§ What the exercise asks: Count how many lines of the data below contain the string "digit"; the reply should be that number alone.

§ Extracted entries:
════
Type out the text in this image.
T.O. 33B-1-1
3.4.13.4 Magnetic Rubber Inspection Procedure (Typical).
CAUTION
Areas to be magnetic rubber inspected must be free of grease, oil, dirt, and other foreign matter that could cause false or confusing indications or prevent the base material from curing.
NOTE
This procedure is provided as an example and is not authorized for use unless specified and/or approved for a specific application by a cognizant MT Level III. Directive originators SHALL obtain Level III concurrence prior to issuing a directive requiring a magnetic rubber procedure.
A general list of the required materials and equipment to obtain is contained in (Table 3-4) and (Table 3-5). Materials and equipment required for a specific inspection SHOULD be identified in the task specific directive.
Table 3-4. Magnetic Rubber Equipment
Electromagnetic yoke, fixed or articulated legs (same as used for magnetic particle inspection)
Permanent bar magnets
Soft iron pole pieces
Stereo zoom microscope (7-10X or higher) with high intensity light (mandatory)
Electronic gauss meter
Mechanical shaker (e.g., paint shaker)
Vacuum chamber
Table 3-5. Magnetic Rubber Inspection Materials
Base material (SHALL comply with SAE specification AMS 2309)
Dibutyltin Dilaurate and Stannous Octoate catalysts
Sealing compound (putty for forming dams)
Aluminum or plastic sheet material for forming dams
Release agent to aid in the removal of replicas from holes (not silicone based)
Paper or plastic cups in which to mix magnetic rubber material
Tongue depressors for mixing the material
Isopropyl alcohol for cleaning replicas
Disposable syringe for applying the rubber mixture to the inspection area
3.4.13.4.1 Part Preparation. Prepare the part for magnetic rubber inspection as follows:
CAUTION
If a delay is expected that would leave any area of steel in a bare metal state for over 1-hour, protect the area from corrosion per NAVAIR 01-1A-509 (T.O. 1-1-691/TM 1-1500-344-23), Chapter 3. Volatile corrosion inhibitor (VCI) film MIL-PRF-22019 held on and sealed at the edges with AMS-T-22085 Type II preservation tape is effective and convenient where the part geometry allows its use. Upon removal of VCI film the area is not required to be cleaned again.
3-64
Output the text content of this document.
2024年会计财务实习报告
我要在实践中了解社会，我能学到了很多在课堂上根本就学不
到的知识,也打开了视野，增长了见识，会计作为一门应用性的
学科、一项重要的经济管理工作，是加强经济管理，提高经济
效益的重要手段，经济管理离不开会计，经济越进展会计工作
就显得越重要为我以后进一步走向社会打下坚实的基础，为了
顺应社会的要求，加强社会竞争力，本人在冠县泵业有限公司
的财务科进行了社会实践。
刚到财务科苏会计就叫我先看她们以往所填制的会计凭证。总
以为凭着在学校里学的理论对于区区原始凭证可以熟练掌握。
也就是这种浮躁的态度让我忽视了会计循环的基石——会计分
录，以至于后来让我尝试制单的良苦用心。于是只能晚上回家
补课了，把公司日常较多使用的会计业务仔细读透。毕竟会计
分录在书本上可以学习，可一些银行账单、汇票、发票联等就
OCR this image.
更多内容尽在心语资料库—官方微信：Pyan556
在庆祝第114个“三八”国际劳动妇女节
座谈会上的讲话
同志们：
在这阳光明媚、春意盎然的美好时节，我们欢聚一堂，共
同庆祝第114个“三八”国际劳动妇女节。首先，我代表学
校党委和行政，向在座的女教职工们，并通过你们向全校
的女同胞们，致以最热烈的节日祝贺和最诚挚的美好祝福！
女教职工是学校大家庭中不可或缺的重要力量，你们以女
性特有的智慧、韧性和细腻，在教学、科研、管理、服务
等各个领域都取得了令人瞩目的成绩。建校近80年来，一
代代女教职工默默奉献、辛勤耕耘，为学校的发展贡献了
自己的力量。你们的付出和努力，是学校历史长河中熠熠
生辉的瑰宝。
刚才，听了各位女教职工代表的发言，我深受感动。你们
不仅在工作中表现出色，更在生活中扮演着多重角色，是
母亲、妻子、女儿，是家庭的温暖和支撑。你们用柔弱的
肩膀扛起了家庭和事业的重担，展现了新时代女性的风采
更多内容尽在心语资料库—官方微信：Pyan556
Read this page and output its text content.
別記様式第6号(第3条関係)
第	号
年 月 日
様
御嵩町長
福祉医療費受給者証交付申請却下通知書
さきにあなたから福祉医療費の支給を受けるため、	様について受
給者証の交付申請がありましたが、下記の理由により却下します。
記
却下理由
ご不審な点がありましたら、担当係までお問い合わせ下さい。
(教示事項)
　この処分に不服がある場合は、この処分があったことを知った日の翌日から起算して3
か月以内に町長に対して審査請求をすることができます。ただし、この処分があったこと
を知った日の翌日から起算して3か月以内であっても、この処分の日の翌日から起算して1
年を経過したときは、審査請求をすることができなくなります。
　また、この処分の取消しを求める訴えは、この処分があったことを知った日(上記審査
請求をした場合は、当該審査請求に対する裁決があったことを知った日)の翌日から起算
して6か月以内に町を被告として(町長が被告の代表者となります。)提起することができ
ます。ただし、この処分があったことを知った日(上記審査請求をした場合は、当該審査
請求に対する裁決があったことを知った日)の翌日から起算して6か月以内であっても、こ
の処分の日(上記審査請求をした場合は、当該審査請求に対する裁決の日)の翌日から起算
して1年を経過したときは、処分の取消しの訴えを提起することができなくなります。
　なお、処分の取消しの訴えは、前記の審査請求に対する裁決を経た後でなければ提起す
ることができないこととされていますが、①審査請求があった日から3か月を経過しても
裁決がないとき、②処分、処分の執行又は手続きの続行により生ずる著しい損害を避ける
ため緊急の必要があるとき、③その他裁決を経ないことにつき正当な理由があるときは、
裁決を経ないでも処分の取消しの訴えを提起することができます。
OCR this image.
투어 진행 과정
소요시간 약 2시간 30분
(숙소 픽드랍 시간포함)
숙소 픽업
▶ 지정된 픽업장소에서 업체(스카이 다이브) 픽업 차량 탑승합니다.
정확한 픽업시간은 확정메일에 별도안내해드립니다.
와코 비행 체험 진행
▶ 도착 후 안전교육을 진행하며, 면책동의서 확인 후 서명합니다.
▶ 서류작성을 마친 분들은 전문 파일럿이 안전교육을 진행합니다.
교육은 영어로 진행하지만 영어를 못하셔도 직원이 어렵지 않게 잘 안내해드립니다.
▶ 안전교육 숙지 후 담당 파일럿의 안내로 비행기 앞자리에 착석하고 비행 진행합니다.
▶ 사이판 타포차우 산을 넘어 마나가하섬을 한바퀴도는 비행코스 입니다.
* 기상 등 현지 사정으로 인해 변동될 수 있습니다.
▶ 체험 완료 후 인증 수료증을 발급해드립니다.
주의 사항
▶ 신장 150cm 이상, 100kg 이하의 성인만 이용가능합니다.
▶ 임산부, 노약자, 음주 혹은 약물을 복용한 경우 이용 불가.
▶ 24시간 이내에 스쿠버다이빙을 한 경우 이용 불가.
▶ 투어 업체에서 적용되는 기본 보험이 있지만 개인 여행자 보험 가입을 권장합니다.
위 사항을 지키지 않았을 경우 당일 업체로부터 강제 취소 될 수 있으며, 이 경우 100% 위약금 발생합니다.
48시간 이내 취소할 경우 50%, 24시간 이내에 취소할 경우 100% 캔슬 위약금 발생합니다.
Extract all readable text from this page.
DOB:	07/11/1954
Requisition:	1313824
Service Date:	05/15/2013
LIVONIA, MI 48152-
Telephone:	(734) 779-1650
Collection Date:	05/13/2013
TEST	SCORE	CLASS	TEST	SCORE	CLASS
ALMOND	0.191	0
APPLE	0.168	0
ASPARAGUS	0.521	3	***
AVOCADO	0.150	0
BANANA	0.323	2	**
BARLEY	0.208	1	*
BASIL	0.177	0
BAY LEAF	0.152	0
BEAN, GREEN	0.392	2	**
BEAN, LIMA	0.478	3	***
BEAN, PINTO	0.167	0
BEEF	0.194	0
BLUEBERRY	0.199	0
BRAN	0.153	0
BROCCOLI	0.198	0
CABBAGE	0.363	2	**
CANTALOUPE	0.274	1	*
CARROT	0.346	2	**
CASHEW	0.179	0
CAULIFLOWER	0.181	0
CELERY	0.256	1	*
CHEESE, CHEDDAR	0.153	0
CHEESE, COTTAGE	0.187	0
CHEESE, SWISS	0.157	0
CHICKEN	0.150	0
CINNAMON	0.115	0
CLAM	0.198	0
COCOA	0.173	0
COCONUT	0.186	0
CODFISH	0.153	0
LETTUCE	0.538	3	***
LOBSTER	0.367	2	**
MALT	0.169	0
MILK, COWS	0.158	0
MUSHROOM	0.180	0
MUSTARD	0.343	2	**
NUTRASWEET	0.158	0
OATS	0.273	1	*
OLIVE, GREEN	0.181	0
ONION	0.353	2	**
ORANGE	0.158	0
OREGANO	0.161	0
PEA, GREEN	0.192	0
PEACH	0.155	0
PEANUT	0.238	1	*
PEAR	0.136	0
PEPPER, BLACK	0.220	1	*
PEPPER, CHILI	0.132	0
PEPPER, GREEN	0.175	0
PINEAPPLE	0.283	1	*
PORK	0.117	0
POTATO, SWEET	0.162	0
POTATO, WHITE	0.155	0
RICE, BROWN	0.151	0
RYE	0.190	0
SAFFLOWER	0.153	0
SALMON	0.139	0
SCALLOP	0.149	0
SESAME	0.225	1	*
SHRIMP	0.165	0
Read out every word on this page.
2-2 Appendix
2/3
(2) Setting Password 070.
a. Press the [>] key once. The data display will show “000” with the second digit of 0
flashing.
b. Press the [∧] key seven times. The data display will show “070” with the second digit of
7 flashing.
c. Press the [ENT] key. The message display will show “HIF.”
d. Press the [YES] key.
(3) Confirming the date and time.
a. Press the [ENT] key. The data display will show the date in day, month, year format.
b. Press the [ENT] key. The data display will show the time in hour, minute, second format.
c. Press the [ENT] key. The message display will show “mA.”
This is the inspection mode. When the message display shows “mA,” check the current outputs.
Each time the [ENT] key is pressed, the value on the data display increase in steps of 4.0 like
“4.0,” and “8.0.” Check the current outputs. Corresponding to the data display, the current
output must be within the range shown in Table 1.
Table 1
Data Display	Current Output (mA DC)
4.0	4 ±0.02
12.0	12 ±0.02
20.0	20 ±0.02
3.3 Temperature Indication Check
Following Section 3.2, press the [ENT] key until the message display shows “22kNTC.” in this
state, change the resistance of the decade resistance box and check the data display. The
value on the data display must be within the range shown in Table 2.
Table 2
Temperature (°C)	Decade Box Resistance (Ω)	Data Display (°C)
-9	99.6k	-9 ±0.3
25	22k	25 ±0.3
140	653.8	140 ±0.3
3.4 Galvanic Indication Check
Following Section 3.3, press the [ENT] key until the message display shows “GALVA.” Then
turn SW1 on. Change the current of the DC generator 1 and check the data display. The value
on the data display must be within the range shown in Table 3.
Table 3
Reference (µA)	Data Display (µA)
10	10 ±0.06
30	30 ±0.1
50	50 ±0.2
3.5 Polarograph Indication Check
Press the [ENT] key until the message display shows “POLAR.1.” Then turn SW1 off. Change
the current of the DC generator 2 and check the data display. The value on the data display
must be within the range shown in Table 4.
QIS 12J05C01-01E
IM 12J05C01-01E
════
§ Output of the task: 2